Return each line that holds the word "MultinomialNB".

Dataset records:
----
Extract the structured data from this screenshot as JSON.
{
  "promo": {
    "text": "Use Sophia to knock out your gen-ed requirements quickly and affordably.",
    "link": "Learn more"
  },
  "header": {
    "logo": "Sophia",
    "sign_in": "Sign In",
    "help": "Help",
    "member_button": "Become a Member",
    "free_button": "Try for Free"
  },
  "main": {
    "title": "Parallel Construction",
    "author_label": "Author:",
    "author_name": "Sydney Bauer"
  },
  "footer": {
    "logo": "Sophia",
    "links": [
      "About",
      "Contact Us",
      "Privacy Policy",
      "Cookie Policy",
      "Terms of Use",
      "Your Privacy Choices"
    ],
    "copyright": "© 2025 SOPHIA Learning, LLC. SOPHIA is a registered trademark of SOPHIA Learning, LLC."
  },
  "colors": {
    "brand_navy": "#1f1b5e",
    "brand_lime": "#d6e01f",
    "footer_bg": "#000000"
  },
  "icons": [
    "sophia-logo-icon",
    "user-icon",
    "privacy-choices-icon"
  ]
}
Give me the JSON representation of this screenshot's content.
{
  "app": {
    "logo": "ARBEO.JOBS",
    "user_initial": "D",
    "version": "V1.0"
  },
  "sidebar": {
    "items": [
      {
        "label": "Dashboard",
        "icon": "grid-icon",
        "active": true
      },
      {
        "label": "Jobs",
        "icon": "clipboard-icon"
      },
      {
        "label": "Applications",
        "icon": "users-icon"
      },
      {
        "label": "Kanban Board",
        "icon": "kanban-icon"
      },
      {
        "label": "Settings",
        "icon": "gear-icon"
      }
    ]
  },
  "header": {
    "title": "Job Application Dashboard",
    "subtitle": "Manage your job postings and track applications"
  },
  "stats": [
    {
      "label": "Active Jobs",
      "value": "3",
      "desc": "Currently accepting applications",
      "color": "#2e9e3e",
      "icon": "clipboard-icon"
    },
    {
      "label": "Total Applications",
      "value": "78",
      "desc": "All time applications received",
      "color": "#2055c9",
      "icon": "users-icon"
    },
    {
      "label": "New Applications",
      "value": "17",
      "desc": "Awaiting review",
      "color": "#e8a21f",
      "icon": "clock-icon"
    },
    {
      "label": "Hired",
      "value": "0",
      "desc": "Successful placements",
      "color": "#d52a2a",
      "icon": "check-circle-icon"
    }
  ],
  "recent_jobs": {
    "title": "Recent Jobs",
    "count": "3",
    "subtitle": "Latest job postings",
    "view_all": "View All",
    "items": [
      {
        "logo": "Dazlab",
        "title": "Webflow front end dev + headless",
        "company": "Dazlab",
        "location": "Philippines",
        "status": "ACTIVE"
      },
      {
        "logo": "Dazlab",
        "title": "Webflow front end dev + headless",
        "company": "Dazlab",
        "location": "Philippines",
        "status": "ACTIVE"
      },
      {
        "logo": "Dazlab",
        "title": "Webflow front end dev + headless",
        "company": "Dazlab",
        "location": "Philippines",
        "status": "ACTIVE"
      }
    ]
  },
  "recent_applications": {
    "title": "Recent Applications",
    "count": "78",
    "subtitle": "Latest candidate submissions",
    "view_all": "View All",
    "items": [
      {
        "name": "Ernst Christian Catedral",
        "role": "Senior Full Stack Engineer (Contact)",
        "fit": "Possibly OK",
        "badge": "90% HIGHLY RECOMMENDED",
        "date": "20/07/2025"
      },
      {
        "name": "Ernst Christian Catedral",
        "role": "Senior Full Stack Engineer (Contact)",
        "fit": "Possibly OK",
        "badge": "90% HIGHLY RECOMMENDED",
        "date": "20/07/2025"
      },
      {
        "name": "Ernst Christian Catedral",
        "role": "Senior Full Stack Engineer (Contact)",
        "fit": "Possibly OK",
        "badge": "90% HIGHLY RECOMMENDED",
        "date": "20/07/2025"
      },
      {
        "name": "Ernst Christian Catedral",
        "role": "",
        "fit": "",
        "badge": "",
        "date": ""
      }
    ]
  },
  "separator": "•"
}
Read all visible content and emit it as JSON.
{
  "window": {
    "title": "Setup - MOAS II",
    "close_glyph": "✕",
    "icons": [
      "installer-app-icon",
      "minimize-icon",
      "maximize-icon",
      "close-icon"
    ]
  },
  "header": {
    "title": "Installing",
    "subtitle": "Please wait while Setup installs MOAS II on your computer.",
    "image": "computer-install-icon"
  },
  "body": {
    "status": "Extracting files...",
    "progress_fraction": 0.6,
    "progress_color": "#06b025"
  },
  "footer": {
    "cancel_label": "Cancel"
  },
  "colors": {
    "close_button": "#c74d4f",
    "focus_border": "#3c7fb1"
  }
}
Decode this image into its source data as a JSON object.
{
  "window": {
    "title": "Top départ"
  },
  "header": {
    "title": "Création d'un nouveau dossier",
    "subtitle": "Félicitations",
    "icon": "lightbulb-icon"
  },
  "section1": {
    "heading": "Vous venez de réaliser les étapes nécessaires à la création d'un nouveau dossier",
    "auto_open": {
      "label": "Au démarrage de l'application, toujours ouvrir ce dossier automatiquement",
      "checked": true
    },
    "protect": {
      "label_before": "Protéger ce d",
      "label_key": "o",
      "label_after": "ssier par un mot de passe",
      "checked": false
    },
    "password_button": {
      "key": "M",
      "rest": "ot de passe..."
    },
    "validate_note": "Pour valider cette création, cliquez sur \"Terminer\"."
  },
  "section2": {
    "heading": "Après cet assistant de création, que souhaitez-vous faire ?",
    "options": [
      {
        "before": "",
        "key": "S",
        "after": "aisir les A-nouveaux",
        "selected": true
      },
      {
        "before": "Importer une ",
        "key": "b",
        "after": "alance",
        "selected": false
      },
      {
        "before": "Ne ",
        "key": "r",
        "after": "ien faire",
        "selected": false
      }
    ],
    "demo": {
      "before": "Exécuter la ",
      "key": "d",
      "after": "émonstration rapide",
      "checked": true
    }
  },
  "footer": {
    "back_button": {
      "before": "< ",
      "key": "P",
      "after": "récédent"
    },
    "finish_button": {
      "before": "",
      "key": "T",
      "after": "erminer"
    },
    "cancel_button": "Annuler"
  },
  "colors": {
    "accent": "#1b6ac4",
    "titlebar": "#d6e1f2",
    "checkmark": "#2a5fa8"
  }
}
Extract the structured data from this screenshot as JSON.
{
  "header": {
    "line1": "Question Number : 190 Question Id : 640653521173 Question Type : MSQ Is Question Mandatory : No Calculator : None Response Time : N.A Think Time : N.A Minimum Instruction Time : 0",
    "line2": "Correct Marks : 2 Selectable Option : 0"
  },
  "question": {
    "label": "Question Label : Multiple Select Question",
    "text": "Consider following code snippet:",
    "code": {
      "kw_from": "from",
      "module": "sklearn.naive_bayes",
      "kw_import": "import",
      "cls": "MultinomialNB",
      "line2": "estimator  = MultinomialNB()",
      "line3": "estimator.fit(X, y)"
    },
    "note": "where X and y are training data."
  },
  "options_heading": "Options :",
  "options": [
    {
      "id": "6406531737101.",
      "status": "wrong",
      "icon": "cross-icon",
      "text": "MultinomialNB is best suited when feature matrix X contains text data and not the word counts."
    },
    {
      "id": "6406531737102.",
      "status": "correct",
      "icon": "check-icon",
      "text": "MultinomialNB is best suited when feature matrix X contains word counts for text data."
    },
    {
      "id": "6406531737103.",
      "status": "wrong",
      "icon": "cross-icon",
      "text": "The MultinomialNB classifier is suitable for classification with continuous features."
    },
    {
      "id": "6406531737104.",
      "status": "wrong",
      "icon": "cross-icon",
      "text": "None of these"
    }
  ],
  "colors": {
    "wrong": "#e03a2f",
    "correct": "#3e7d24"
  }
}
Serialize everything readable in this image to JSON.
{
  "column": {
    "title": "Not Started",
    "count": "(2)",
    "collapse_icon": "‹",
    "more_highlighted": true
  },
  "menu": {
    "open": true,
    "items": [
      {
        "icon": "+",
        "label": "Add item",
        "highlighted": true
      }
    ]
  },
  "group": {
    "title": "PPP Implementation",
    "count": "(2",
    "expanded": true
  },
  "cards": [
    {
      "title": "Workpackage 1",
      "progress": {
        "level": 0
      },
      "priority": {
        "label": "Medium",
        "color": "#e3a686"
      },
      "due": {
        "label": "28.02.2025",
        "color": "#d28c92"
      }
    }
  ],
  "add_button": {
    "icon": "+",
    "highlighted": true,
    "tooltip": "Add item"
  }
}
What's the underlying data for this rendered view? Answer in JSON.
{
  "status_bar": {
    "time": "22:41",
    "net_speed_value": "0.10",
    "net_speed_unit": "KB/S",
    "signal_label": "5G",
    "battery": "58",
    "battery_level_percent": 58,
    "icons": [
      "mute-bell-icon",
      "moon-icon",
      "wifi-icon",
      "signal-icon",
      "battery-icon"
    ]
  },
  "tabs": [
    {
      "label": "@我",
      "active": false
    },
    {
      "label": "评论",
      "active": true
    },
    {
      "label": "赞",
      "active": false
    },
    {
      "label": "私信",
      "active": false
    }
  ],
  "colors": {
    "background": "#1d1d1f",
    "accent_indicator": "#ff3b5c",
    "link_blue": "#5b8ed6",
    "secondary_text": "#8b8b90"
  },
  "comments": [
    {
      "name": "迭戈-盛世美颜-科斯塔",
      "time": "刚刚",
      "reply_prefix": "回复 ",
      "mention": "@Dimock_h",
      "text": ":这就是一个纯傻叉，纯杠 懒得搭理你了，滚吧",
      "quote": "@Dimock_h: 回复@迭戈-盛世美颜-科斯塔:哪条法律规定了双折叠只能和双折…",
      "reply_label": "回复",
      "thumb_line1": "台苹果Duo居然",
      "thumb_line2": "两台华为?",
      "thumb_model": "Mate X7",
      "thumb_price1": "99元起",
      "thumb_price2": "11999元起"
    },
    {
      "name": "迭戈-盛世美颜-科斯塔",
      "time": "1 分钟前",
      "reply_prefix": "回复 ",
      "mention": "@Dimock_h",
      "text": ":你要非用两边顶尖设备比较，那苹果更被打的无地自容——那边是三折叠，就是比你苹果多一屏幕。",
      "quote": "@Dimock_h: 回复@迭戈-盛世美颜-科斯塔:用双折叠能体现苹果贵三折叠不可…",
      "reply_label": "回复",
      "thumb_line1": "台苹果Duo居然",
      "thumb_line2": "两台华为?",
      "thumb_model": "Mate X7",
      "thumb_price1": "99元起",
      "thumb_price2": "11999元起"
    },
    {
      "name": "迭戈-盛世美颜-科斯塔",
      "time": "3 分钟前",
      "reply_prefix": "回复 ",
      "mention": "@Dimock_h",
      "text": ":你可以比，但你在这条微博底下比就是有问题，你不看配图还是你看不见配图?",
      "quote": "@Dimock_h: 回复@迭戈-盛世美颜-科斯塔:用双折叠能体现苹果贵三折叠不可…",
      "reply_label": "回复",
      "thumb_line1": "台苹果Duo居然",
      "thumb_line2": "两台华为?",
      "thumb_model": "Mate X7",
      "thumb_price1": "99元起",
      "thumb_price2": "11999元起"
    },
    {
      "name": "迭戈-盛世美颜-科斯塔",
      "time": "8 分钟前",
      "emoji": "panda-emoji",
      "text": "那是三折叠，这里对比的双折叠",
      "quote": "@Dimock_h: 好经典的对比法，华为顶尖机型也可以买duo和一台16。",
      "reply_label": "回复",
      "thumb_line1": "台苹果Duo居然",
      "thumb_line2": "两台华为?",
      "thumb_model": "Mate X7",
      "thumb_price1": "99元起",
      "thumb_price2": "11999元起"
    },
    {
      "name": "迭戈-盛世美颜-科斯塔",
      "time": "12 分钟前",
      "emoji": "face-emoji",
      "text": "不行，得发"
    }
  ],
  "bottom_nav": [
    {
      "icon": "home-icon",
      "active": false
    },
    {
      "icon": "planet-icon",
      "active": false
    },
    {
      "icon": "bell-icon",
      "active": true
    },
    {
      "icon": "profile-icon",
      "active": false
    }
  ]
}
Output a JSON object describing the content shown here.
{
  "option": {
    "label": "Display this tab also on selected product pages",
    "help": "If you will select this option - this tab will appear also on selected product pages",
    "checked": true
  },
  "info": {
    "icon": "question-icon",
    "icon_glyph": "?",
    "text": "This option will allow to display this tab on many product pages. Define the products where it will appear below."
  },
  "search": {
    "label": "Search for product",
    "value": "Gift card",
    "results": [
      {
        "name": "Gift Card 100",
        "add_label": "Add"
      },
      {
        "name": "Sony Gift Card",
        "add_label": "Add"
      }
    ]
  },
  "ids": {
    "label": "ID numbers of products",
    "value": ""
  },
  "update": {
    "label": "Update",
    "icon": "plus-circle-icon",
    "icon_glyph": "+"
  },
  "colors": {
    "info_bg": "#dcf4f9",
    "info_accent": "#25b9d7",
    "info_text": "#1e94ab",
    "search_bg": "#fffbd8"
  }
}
----
Full output ::
      "cls": "MultinomialNB",
      "line2": "estimator  = MultinomialNB()",
      "text": "MultinomialNB is best suited when feature matrix X contains text data and not the word counts."
      "text": "MultinomialNB is best suited when feature matrix X contains word counts for text data."
      "text": "The MultinomialNB classifier is suitable for classification with continuous features."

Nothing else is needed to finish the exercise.